**TASK REQUIREMENTS:** Scan the entries below for the word "JSON". Copy each line that has it.

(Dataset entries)
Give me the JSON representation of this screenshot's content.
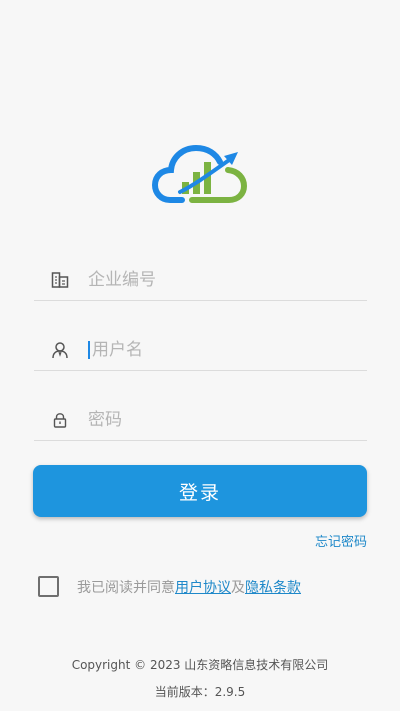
{
  "login": {
    "company_placeholder": "企业编号",
    "username_placeholder": "用户名",
    "password_placeholder": "密码",
    "login_button": "登录",
    "forgot_password": "忘记密码"
  },
  "agreement": {
    "prefix": "我已阅读并同意",
    "user_agreement": "用户协议",
    "connector": "及",
    "privacy_terms": "隐私条款"
  },
  "footer": {
    "copyright": "Copyright © 2023 山东资略信息技术有限公司",
    "version": "当前版本：2.9.5"
  },
  "colors": {
    "primary": "#1e95de",
    "link": "#1e88c9",
    "logo_blue": "#1e88e5",
    "logo_green": "#7cb342"
  },
  "icons": {
    "logo": "cloud-chart-logo",
    "company": "building-icon",
    "user": "user-icon",
    "password": "lock-icon"
  }
}
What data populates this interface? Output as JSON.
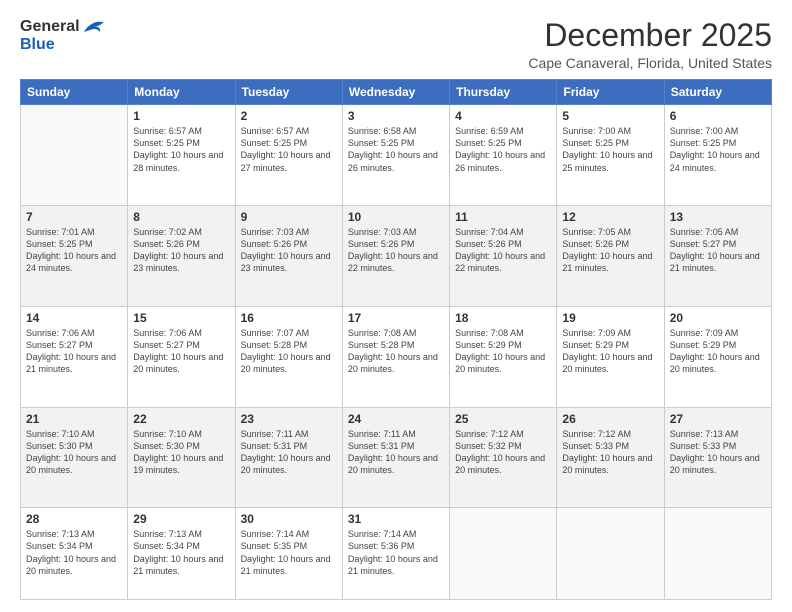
{
  "logo": {
    "general": "General",
    "blue": "Blue"
  },
  "header": {
    "title": "December 2025",
    "location": "Cape Canaveral, Florida, United States"
  },
  "weekdays": [
    "Sunday",
    "Monday",
    "Tuesday",
    "Wednesday",
    "Thursday",
    "Friday",
    "Saturday"
  ],
  "weeks": [
    [
      {
        "num": "",
        "empty": true
      },
      {
        "num": "1",
        "sunrise": "6:57 AM",
        "sunset": "5:25 PM",
        "daylight": "10 hours and 28 minutes."
      },
      {
        "num": "2",
        "sunrise": "6:57 AM",
        "sunset": "5:25 PM",
        "daylight": "10 hours and 27 minutes."
      },
      {
        "num": "3",
        "sunrise": "6:58 AM",
        "sunset": "5:25 PM",
        "daylight": "10 hours and 26 minutes."
      },
      {
        "num": "4",
        "sunrise": "6:59 AM",
        "sunset": "5:25 PM",
        "daylight": "10 hours and 26 minutes."
      },
      {
        "num": "5",
        "sunrise": "7:00 AM",
        "sunset": "5:25 PM",
        "daylight": "10 hours and 25 minutes."
      },
      {
        "num": "6",
        "sunrise": "7:00 AM",
        "sunset": "5:25 PM",
        "daylight": "10 hours and 24 minutes."
      }
    ],
    [
      {
        "num": "7",
        "sunrise": "7:01 AM",
        "sunset": "5:25 PM",
        "daylight": "10 hours and 24 minutes."
      },
      {
        "num": "8",
        "sunrise": "7:02 AM",
        "sunset": "5:26 PM",
        "daylight": "10 hours and 23 minutes."
      },
      {
        "num": "9",
        "sunrise": "7:03 AM",
        "sunset": "5:26 PM",
        "daylight": "10 hours and 23 minutes."
      },
      {
        "num": "10",
        "sunrise": "7:03 AM",
        "sunset": "5:26 PM",
        "daylight": "10 hours and 22 minutes."
      },
      {
        "num": "11",
        "sunrise": "7:04 AM",
        "sunset": "5:26 PM",
        "daylight": "10 hours and 22 minutes."
      },
      {
        "num": "12",
        "sunrise": "7:05 AM",
        "sunset": "5:26 PM",
        "daylight": "10 hours and 21 minutes."
      },
      {
        "num": "13",
        "sunrise": "7:05 AM",
        "sunset": "5:27 PM",
        "daylight": "10 hours and 21 minutes."
      }
    ],
    [
      {
        "num": "14",
        "sunrise": "7:06 AM",
        "sunset": "5:27 PM",
        "daylight": "10 hours and 21 minutes."
      },
      {
        "num": "15",
        "sunrise": "7:06 AM",
        "sunset": "5:27 PM",
        "daylight": "10 hours and 20 minutes."
      },
      {
        "num": "16",
        "sunrise": "7:07 AM",
        "sunset": "5:28 PM",
        "daylight": "10 hours and 20 minutes."
      },
      {
        "num": "17",
        "sunrise": "7:08 AM",
        "sunset": "5:28 PM",
        "daylight": "10 hours and 20 minutes."
      },
      {
        "num": "18",
        "sunrise": "7:08 AM",
        "sunset": "5:29 PM",
        "daylight": "10 hours and 20 minutes."
      },
      {
        "num": "19",
        "sunrise": "7:09 AM",
        "sunset": "5:29 PM",
        "daylight": "10 hours and 20 minutes."
      },
      {
        "num": "20",
        "sunrise": "7:09 AM",
        "sunset": "5:29 PM",
        "daylight": "10 hours and 20 minutes."
      }
    ],
    [
      {
        "num": "21",
        "sunrise": "7:10 AM",
        "sunset": "5:30 PM",
        "daylight": "10 hours and 20 minutes."
      },
      {
        "num": "22",
        "sunrise": "7:10 AM",
        "sunset": "5:30 PM",
        "daylight": "10 hours and 19 minutes."
      },
      {
        "num": "23",
        "sunrise": "7:11 AM",
        "sunset": "5:31 PM",
        "daylight": "10 hours and 20 minutes."
      },
      {
        "num": "24",
        "sunrise": "7:11 AM",
        "sunset": "5:31 PM",
        "daylight": "10 hours and 20 minutes."
      },
      {
        "num": "25",
        "sunrise": "7:12 AM",
        "sunset": "5:32 PM",
        "daylight": "10 hours and 20 minutes."
      },
      {
        "num": "26",
        "sunrise": "7:12 AM",
        "sunset": "5:33 PM",
        "daylight": "10 hours and 20 minutes."
      },
      {
        "num": "27",
        "sunrise": "7:13 AM",
        "sunset": "5:33 PM",
        "daylight": "10 hours and 20 minutes."
      }
    ],
    [
      {
        "num": "28",
        "sunrise": "7:13 AM",
        "sunset": "5:34 PM",
        "daylight": "10 hours and 20 minutes."
      },
      {
        "num": "29",
        "sunrise": "7:13 AM",
        "sunset": "5:34 PM",
        "daylight": "10 hours and 21 minutes."
      },
      {
        "num": "30",
        "sunrise": "7:14 AM",
        "sunset": "5:35 PM",
        "daylight": "10 hours and 21 minutes."
      },
      {
        "num": "31",
        "sunrise": "7:14 AM",
        "sunset": "5:36 PM",
        "daylight": "10 hours and 21 minutes."
      },
      {
        "num": "",
        "empty": true
      },
      {
        "num": "",
        "empty": true
      },
      {
        "num": "",
        "empty": true
      }
    ]
  ],
  "labels": {
    "sunrise_prefix": "Sunrise: ",
    "sunset_prefix": "Sunset: ",
    "daylight_prefix": "Daylight: "
  }
}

**SOLVED EXERCISE:**
Give me the JSON representation of this screenshot's content.
What data populates this interface? Output as JSON.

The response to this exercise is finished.